## Objective
Print the complete set of entries exactly.

## Collected data entries
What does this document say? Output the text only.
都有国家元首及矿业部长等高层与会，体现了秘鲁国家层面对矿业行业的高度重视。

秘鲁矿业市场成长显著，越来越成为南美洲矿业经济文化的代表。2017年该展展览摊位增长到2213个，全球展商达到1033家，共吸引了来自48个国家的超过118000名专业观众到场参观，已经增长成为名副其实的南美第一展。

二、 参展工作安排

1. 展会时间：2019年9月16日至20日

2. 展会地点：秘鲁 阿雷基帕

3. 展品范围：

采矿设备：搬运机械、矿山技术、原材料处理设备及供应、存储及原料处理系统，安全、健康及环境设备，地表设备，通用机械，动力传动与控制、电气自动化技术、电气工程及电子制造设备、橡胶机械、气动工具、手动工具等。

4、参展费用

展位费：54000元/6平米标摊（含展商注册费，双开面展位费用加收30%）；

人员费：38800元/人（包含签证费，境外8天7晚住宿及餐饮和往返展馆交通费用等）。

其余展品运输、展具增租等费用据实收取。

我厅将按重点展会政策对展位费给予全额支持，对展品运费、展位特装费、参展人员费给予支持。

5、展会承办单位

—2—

## The completed task
What does this document say? Output the text only.
都有国家元首及矿业部长等高层与会，体现了秘鲁国家层面对矿业行业的高度重视。

秘鲁矿业市场成长显著，越来越成为南美洲矿业经济文化的代表。2017年该展展览摊位增长到2213个，全球展商达到1033家，共吸引了来自48个国家的超过118000名专业观众到场参观，已经增长成为名副其实的南美第一展。

二、 参展工作安排

1. 展会时间：2019年9月16日至20日

2. 展会地点：秘鲁 阿雷基帕

3. 展品范围：

采矿设备：搬运机械、矿山技术、原材料处理设备及供应、存储及原料处理系统，安全、健康及环境设备，地表设备，通用机械，动力传动与控制、电气自动化技术、电气工程及电子制造设备、橡胶机械、气动工具、手动工具等。

4、参展费用

展位费：54000元/6平米标摊（含展商注册费，双开面展位费用加收30%）；

人员费：38800元/人（包含签证费，境外8天7晚住宿及餐饮和往返展馆交通费用等）。

其余展品运输、展具增租等费用据实收取。

我厅将按重点展会政策对展位费给予全额支持，对展品运费、展位特装费、参展人员费给予支持。

5、展会承办单位

—2—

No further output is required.